Provided data:
Begin
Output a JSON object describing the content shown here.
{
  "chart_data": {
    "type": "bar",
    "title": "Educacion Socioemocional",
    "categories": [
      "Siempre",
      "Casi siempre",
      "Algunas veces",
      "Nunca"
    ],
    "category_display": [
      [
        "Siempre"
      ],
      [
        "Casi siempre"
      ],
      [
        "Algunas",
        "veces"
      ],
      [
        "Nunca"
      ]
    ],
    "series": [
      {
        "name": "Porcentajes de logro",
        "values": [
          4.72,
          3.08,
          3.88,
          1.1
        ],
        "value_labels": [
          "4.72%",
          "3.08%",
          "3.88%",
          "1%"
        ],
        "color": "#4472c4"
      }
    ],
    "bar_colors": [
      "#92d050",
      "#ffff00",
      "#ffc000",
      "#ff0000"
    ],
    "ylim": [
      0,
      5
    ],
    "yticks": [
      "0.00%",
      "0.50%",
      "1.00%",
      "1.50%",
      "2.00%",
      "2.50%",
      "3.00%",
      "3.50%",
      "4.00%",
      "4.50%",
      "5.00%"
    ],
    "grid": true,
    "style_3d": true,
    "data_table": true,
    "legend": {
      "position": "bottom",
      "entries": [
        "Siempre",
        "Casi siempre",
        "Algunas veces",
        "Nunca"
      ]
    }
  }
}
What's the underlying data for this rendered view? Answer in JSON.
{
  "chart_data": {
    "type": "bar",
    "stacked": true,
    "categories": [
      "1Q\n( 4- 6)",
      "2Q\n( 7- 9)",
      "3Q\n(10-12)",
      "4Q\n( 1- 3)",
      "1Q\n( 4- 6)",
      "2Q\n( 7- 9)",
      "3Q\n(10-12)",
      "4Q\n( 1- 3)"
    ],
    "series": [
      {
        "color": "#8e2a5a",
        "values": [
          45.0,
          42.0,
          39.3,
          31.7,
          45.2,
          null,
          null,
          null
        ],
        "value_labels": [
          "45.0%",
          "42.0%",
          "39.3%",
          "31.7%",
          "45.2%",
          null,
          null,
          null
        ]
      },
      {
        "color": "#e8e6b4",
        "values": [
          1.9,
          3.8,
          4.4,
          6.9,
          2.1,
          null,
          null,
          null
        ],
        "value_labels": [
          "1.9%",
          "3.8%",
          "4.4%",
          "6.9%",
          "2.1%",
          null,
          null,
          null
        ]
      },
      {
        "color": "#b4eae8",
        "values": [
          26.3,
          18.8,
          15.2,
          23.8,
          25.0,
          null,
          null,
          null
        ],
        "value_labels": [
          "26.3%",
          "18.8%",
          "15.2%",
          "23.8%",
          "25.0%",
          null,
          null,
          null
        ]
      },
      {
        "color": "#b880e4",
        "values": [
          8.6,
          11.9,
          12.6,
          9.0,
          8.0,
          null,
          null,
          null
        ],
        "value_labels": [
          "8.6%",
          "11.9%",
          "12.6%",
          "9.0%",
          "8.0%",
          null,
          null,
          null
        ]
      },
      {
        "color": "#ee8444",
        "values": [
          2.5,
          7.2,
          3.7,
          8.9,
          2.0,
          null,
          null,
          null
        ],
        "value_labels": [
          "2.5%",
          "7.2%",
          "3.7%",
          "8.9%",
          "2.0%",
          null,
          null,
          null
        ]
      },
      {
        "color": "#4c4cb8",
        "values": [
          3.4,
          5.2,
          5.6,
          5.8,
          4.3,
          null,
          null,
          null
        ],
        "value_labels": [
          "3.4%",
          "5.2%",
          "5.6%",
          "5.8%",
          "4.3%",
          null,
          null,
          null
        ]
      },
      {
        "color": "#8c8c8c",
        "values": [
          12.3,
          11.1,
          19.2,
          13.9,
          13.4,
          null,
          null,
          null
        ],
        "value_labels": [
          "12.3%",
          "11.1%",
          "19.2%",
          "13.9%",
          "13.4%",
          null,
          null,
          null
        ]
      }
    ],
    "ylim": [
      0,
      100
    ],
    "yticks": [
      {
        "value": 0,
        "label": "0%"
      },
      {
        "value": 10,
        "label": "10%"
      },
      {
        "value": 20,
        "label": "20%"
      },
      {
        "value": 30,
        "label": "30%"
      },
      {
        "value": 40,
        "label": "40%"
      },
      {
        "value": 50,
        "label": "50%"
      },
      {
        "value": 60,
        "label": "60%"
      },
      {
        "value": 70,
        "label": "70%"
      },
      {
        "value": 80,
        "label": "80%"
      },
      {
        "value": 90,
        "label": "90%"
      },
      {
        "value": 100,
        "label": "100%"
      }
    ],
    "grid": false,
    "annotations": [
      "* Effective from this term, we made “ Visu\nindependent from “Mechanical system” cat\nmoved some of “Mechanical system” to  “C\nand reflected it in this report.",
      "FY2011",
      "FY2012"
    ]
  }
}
End
Objective:
Output the lines above verbatim and in full.

Result for this task:
Output a JSON object describing the content shown here.
{
  "chart_data": {
    "type": "bar",
    "title": "Educacion Socioemocional",
    "categories": [
      "Siempre",
      "Casi siempre",
      "Algunas veces",
      "Nunca"
    ],
    "category_display": [
      [
        "Siempre"
      ],
      [
        "Casi siempre"
      ],
      [
        "Algunas",
        "veces"
      ],
      [
        "Nunca"
      ]
    ],
    "series": [
      {
        "name": "Porcentajes de logro",
        "values": [
          4.72,
          3.08,
          3.88,
          1.1
        ],
        "value_labels": [
          "4.72%",
          "3.08%",
          "3.88%",
          "1%"
        ],
        "color": "#4472c4"
      }
    ],
    "bar_colors": [
      "#92d050",
      "#ffff00",
      "#ffc000",
      "#ff0000"
    ],
    "ylim": [
      0,
      5
    ],
    "yticks": [
      "0.00%",
      "0.50%",
      "1.00%",
      "1.50%",
      "2.00%",
      "2.50%",
      "3.00%",
      "3.50%",
      "4.00%",
      "4.50%",
      "5.00%"
    ],
    "grid": true,
    "style_3d": true,
    "data_table": true,
    "legend": {
      "position": "bottom",
      "entries": [
        "Siempre",
        "Casi siempre",
        "Algunas veces",
        "Nunca"
      ]
    }
  }
}
What's the underlying data for this rendered view? Answer in JSON.
{
  "chart_data": {
    "type": "bar",
    "stacked": true,
    "categories": [
      "1Q\n( 4- 6)",
      "2Q\n( 7- 9)",
      "3Q\n(10-12)",
      "4Q\n( 1- 3)",
      "1Q\n( 4- 6)",
      "2Q\n( 7- 9)",
      "3Q\n(10-12)",
      "4Q\n( 1- 3)"
    ],
    "series": [
      {
        "color": "#8e2a5a",
        "values": [
          45.0,
          42.0,
          39.3,
          31.7,
          45.2,
          null,
          null,
          null
        ],
        "value_labels": [
          "45.0%",
          "42.0%",
          "39.3%",
          "31.7%",
          "45.2%",
          null,
          null,
          null
        ]
      },
      {
        "color": "#e8e6b4",
        "values": [
          1.9,
          3.8,
          4.4,
          6.9,
          2.1,
          null,
          null,
          null
        ],
        "value_labels": [
          "1.9%",
          "3.8%",
          "4.4%",
          "6.9%",
          "2.1%",
          null,
          null,
          null
        ]
      },
      {
        "color": "#b4eae8",
        "values": [
          26.3,
          18.8,
          15.2,
          23.8,
          25.0,
          null,
          null,
          null
        ],
        "value_labels": [
          "26.3%",
          "18.8%",
          "15.2%",
          "23.8%",
          "25.0%",
          null,
          null,
          null
        ]
      },
      {
        "color": "#b880e4",
        "values": [
          8.6,
          11.9,
          12.6,
          9.0,
          8.0,
          null,
          null,
          null
        ],
        "value_labels": [
          "8.6%",
          "11.9%",
          "12.6%",
          "9.0%",
          "8.0%",
          null,
          null,
          null
        ]
      },
      {
        "color": "#ee8444",
        "values": [
          2.5,
          7.2,
          3.7,
          8.9,
          2.0,
          null,
          null,
          null
        ],
        "value_labels": [
          "2.5%",
          "7.2%",
          "3.7%",
          "8.9%",
          "2.0%",
          null,
          null,
          null
        ]
      },
      {
        "color": "#4c4cb8",
        "values": [
          3.4,
          5.2,
          5.6,
          5.8,
          4.3,
          null,
          null,
          null
        ],
        "value_labels": [
          "3.4%",
          "5.2%",
          "5.6%",
          "5.8%",
          "4.3%",
          null,
          null,
          null
        ]
      },
      {
        "color": "#8c8c8c",
        "values": [
          12.3,
          11.1,
          19.2,
          13.9,
          13.4,
          null,
          null,
          null
        ],
        "value_labels": [
          "12.3%",
          "11.1%",
          "19.2%",
          "13.9%",
          "13.4%",
          null,
          null,
          null
        ]
      }
    ],
    "ylim": [
      0,
      100
    ],
    "yticks": [
      {
        "value": 0,
        "label": "0%"
      },
      {
        "value": 10,
        "label": "10%"
      },
      {
        "value": 20,
        "label": "20%"
      },
      {
        "value": 30,
        "label": "30%"
      },
      {
        "value": 40,
        "label": "40%"
      },
      {
        "value": 50,
        "label": "50%"
      },
      {
        "value": 60,
        "label": "60%"
      },
      {
        "value": 70,
        "label": "70%"
      },
      {
        "value": 80,
        "label": "80%"
      },
      {
        "value": 90,
        "label": "90%"
      },
      {
        "value": 100,
        "label": "100%"
      }
    ],
    "grid": false,
    "annotations": [
      "* Effective from this term, we made “ Visu\nindependent from “Mechanical system” cat\nmoved some of “Mechanical system” to  “C\nand reflected it in this report.",
      "FY2011",
      "FY2012"
    ]
  }
}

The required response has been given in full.